--- begin RECORDED INFORMATION ---
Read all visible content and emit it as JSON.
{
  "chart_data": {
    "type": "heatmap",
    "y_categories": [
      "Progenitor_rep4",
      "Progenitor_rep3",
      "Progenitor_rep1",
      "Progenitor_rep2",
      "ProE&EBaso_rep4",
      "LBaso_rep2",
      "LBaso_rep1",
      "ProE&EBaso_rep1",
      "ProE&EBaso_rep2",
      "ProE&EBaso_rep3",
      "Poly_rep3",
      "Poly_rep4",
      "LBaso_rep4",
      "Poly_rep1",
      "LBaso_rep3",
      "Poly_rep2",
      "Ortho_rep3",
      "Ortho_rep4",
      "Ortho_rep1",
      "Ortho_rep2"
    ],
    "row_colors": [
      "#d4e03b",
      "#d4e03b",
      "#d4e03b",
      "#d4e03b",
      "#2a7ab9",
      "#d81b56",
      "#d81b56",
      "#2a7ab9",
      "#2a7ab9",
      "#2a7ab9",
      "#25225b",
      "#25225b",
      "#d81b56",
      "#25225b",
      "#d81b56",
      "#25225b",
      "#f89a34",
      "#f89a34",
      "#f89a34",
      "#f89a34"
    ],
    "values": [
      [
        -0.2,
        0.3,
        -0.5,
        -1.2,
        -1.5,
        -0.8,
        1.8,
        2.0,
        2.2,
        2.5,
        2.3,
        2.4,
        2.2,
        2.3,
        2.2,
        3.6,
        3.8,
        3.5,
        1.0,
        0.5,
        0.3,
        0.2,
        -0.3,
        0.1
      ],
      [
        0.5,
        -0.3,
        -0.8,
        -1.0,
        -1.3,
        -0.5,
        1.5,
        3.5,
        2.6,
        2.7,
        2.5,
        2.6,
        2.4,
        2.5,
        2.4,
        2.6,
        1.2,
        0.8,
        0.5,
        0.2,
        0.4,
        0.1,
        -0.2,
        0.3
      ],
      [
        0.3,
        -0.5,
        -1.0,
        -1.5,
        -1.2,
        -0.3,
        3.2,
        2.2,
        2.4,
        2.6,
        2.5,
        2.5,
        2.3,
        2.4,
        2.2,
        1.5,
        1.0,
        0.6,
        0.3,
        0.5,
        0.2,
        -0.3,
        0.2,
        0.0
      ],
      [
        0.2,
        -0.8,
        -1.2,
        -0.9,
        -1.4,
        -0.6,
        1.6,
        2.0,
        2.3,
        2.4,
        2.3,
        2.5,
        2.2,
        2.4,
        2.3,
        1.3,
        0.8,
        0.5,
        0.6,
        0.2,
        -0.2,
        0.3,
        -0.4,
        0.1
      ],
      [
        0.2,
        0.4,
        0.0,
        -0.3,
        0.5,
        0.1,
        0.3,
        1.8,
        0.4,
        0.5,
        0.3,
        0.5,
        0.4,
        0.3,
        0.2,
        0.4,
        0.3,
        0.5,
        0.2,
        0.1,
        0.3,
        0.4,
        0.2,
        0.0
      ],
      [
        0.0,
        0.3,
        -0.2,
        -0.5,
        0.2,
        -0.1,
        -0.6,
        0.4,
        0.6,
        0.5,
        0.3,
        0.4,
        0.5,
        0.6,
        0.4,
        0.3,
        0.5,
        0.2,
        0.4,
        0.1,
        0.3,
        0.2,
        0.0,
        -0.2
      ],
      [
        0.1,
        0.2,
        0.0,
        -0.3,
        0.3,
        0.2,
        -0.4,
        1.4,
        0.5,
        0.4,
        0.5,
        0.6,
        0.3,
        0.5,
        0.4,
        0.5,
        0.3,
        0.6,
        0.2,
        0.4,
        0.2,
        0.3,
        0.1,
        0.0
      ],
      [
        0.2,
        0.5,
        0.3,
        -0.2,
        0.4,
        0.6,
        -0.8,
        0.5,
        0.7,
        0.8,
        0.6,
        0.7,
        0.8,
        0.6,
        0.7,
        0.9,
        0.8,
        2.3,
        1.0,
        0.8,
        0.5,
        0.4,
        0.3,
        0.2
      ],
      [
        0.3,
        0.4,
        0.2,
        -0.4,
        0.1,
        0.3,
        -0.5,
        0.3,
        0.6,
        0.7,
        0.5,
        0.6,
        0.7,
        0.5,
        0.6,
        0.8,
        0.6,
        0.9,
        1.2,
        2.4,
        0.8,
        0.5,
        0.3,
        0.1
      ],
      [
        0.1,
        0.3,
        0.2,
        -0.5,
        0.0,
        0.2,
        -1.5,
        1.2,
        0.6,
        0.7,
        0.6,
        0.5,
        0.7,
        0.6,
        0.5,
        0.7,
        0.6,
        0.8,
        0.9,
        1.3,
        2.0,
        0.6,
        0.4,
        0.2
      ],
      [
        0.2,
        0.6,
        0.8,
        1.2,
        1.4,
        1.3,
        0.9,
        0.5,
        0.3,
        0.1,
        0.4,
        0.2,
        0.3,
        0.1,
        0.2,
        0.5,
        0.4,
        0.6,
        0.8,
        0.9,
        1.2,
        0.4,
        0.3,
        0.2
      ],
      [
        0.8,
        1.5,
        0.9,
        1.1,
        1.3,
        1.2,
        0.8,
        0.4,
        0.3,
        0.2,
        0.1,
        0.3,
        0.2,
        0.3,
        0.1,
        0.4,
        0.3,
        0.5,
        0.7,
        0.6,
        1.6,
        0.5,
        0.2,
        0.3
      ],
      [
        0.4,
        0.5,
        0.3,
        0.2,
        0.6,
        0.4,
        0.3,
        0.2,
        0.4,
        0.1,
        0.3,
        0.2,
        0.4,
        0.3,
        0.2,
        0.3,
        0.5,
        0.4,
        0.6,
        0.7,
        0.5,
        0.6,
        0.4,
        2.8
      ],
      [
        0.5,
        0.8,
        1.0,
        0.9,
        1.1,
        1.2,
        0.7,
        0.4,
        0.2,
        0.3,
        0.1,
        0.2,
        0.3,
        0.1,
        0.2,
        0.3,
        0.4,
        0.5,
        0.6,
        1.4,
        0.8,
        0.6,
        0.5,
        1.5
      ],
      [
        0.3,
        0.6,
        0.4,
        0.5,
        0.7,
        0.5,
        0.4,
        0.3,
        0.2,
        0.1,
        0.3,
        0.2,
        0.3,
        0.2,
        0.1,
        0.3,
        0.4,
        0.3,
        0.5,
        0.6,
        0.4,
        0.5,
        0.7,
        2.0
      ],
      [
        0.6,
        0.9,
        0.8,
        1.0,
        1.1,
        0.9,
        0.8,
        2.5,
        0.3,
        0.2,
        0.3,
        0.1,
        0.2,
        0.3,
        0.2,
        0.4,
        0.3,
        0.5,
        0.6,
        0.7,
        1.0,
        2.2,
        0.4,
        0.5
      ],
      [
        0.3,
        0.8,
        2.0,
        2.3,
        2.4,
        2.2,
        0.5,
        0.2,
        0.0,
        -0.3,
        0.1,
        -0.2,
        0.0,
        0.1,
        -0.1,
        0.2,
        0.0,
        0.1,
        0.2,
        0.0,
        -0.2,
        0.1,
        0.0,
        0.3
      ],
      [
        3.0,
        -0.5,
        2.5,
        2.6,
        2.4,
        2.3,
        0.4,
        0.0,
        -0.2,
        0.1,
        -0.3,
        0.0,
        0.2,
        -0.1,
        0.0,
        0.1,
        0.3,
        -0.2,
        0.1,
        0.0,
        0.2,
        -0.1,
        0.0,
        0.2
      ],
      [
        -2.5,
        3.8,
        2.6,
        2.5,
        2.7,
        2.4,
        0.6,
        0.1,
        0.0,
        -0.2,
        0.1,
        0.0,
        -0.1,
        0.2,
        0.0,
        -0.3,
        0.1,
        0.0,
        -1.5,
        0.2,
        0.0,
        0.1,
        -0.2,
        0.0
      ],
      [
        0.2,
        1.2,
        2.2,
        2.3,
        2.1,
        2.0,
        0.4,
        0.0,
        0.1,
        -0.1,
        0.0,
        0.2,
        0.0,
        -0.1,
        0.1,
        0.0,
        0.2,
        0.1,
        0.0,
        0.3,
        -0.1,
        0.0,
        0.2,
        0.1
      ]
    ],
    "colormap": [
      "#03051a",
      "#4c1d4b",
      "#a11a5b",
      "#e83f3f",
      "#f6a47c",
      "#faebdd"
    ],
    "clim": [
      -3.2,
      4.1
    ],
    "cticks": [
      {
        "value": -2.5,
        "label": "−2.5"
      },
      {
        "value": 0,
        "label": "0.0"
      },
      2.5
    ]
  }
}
--- end RECORDED INFORMATION ---
- **AIM**: In the records above, how many lines hold the string "ProE"? Reply with only the number.

- **RESULT FOR THIS TASK**: 4